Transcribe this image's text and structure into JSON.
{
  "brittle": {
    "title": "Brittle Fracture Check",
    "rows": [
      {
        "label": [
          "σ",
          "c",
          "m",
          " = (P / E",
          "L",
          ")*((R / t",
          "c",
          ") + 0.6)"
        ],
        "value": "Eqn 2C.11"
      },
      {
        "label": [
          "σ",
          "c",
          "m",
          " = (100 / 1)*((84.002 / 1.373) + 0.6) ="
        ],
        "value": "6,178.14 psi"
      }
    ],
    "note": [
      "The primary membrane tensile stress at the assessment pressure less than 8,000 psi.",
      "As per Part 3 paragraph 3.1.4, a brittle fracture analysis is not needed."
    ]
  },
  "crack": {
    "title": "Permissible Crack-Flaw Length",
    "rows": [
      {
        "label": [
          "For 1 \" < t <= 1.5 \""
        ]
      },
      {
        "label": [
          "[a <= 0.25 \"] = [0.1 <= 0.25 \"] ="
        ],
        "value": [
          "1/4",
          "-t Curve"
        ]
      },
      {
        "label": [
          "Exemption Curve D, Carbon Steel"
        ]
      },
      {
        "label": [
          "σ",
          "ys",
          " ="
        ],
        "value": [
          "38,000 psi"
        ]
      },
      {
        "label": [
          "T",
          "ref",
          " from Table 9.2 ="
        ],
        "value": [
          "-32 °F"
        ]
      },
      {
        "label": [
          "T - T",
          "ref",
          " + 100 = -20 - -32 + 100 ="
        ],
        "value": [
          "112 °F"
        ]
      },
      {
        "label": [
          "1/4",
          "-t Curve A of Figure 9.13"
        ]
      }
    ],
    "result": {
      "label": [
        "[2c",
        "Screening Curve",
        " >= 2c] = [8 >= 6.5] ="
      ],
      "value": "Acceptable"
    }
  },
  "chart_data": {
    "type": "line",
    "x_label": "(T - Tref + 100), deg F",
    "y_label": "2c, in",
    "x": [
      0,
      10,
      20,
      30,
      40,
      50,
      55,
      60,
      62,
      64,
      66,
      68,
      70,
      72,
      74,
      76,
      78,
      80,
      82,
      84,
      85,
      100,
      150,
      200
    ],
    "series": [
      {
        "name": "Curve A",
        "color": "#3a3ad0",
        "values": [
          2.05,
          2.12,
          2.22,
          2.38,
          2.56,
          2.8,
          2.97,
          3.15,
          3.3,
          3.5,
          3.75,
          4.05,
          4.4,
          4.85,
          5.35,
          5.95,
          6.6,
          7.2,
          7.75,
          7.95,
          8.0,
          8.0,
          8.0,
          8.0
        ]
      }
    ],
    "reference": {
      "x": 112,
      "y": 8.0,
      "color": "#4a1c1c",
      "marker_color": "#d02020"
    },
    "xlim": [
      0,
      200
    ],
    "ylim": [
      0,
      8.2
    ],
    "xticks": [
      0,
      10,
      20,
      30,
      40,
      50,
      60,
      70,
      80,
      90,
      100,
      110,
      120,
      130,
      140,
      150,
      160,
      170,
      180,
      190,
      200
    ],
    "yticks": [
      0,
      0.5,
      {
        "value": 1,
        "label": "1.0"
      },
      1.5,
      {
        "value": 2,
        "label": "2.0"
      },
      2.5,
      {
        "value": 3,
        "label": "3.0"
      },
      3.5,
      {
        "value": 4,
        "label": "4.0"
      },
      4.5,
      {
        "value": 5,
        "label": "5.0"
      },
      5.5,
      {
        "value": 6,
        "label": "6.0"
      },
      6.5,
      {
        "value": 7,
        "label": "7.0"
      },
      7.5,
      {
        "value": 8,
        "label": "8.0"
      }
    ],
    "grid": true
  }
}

**Set task:** Recite the full listing above exactly.

**Completed exercise:**
Transcribe this image's text and structure into JSON.
{
  "brittle": {
    "title": "Brittle Fracture Check",
    "rows": [
      {
        "label": [
          "σ",
          "c",
          "m",
          " = (P / E",
          "L",
          ")*((R / t",
          "c",
          ") + 0.6)"
        ],
        "value": "Eqn 2C.11"
      },
      {
        "label": [
          "σ",
          "c",
          "m",
          " = (100 / 1)*((84.002 / 1.373) + 0.6) ="
        ],
        "value": "6,178.14 psi"
      }
    ],
    "note": [
      "The primary membrane tensile stress at the assessment pressure less than 8,000 psi.",
      "As per Part 3 paragraph 3.1.4, a brittle fracture analysis is not needed."
    ]
  },
  "crack": {
    "title": "Permissible Crack-Flaw Length",
    "rows": [
      {
        "label": [
          "For 1 \" < t <= 1.5 \""
        ]
      },
      {
        "label": [
          "[a <= 0.25 \"] = [0.1 <= 0.25 \"] ="
        ],
        "value": [
          "1/4",
          "-t Curve"
        ]
      },
      {
        "label": [
          "Exemption Curve D, Carbon Steel"
        ]
      },
      {
        "label": [
          "σ",
          "ys",
          " ="
        ],
        "value": [
          "38,000 psi"
        ]
      },
      {
        "label": [
          "T",
          "ref",
          " from Table 9.2 ="
        ],
        "value": [
          "-32 °F"
        ]
      },
      {
        "label": [
          "T - T",
          "ref",
          " + 100 = -20 - -32 + 100 ="
        ],
        "value": [
          "112 °F"
        ]
      },
      {
        "label": [
          "1/4",
          "-t Curve A of Figure 9.13"
        ]
      }
    ],
    "result": {
      "label": [
        "[2c",
        "Screening Curve",
        " >= 2c] = [8 >= 6.5] ="
      ],
      "value": "Acceptable"
    }
  },
  "chart_data": {
    "type": "line",
    "x_label": "(T - Tref + 100), deg F",
    "y_label": "2c, in",
    "x": [
      0,
      10,
      20,
      30,
      40,
      50,
      55,
      60,
      62,
      64,
      66,
      68,
      70,
      72,
      74,
      76,
      78,
      80,
      82,
      84,
      85,
      100,
      150,
      200
    ],
    "series": [
      {
        "name": "Curve A",
        "color": "#3a3ad0",
        "values": [
          2.05,
          2.12,
          2.22,
          2.38,
          2.56,
          2.8,
          2.97,
          3.15,
          3.3,
          3.5,
          3.75,
          4.05,
          4.4,
          4.85,
          5.35,
          5.95,
          6.6,
          7.2,
          7.75,
          7.95,
          8.0,
          8.0,
          8.0,
          8.0
        ]
      }
    ],
    "reference": {
      "x": 112,
      "y": 8.0,
      "color": "#4a1c1c",
      "marker_color": "#d02020"
    },
    "xlim": [
      0,
      200
    ],
    "ylim": [
      0,
      8.2
    ],
    "xticks": [
      0,
      10,
      20,
      30,
      40,
      50,
      60,
      70,
      80,
      90,
      100,
      110,
      120,
      130,
      140,
      150,
      160,
      170,
      180,
      190,
      200
    ],
    "yticks": [
      0,
      0.5,
      {
        "value": 1,
        "label": "1.0"
      },
      1.5,
      {
        "value": 2,
        "label": "2.0"
      },
      2.5,
      {
        "value": 3,
        "label": "3.0"
      },
      3.5,
      {
        "value": 4,
        "label": "4.0"
      },
      4.5,
      {
        "value": 5,
        "label": "5.0"
      },
      5.5,
      {
        "value": 6,
        "label": "6.0"
      },
      6.5,
      {
        "value": 7,
        "label": "7.0"
      },
      7.5,
      {
        "value": 8,
        "label": "8.0"
      }
    ],
    "grid": true
  }
}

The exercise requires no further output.